What you will do:
Each line that holds the word "Кировской" should be returned.

Records:
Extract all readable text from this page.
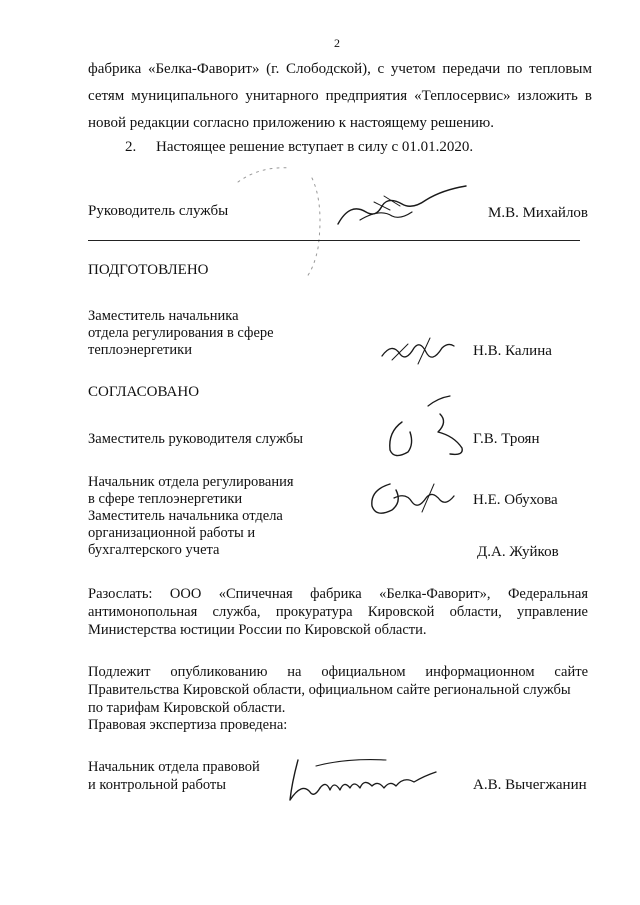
2
фабрика «Белка-Фаворит» (г. Слободской), с учетом передачи по тепловым
сетям муниципального унитарного предприятия «Теплосервис» изложить в
новой редакции согласно приложению к настоящему решению.
2. Настоящее решение вступает в силу с 01.01.2020.
Руководитель службы	М.В. Михайлов
ПОДГОТОВЛЕНО
Заместитель начальника
отдела регулирования в сфере
теплоэнергетики	Н.В. Калина
СОГЛАСОВАНО
Заместитель руководителя службы	Г.В. Троян
Начальник отдела регулирования
в сфере теплоэнергетики	Н.Е. Обухова
Заместитель начальника отдела
организационной работы и
бухгалтерского учета	Д.А. Жуйков
Разослать: ООО «Спичечная фабрика «Белка-Фаворит», Федеральная
антимонопольная служба, прокуратура Кировской области, управление
Министерства юстиции России по Кировской области.
Подлежит опубликованию на официальном информационном сайте
Правительства Кировской области, официальном сайте региональной службы
по тарифам Кировской области.
Правовая экспертиза проведена:
Начальник отдела правовой
и контрольной работы	А.В. Вычегжанин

Answer in full:
антимонопольная служба, прокуратура Кировской области, управление
Министерства юстиции России по Кировской области.
Правительства Кировской области, официальном сайте региональной службы
по тарифам Кировской области.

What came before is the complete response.